Dataset records
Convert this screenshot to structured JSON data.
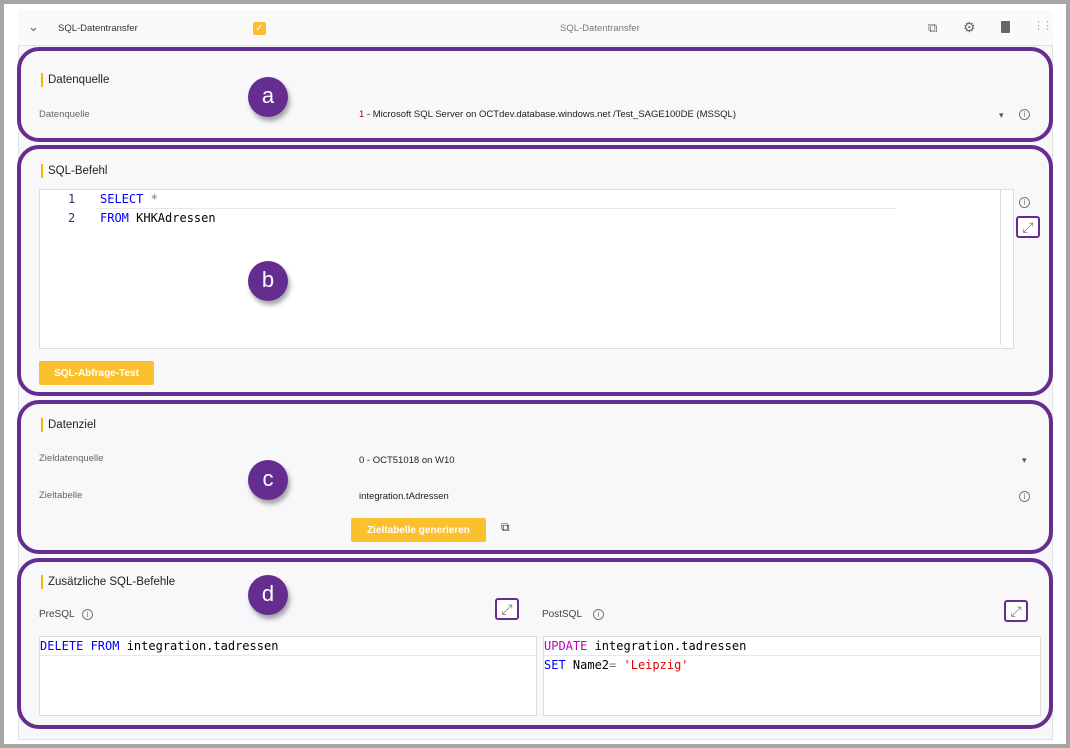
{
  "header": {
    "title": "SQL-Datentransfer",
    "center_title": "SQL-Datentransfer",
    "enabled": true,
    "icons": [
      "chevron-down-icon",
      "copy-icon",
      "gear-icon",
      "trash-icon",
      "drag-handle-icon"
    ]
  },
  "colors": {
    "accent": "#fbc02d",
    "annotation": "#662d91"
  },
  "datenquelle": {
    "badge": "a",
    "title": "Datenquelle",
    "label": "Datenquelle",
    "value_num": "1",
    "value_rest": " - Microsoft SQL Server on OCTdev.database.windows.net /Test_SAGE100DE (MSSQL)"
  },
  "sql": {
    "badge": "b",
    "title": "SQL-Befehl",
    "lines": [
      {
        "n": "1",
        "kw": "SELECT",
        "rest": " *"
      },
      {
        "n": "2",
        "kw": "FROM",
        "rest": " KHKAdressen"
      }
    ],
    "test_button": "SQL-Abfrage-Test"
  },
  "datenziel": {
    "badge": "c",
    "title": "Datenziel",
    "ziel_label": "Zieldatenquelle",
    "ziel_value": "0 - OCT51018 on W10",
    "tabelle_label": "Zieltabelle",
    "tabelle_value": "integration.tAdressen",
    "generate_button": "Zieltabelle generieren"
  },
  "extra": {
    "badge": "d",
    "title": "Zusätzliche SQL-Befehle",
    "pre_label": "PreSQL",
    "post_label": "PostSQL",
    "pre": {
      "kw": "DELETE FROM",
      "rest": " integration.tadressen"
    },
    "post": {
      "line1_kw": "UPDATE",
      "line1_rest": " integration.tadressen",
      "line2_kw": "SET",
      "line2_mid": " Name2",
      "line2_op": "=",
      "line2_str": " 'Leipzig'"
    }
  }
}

Your objective: Out of the material above, select every line that holds the string "integration".

Answer:
    "tabelle_value": "integration.tAdressen",
      "rest": " integration.tadressen"
      "line1_rest": " integration.tadressen",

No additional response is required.